AIM OF THE TASK:
Scan the data below. Pull out each line where "name" occurs.

— BEGIN RECORDS SUPPLIED —

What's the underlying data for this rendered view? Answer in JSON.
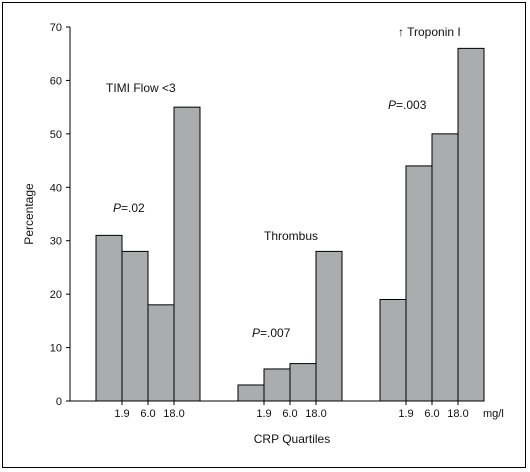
{
  "chart_data": {
    "type": "bar",
    "xlabel": "CRP Quartiles",
    "ylabel": "Percentage",
    "ylim": [
      0,
      70
    ],
    "yticks": [
      "0",
      "10",
      "20",
      "30",
      "40",
      "50",
      "60",
      "70"
    ],
    "x_unit": "mg/l",
    "grid": false,
    "groups": [
      {
        "name": "TIMI Flow <3",
        "p_prefix": "P",
        "p_value": "=.02",
        "values": [
          31,
          28,
          18,
          55
        ],
        "tick_labels": [
          "1.9",
          "6.0",
          "18.0"
        ]
      },
      {
        "name": "Thrombus",
        "p_prefix": "P",
        "p_value": "=.007",
        "values": [
          3,
          6,
          7,
          28
        ],
        "tick_labels": [
          "1.9",
          "6.0",
          "18.0"
        ]
      },
      {
        "name": "↑ Troponin I",
        "p_prefix": "P",
        "p_value": "=.003",
        "values": [
          19,
          44,
          50,
          66
        ],
        "tick_labels": [
          "1.9",
          "6.0",
          "18.0"
        ]
      }
    ],
    "bar_color": "#a9adad",
    "bar_stroke": "#000000"
  }
}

— END RECORDS SUPPLIED —

RESULT BELOW:
        "name": "TIMI Flow <3",
        "name": "Thrombus",
        "name": "↑ Troponin I",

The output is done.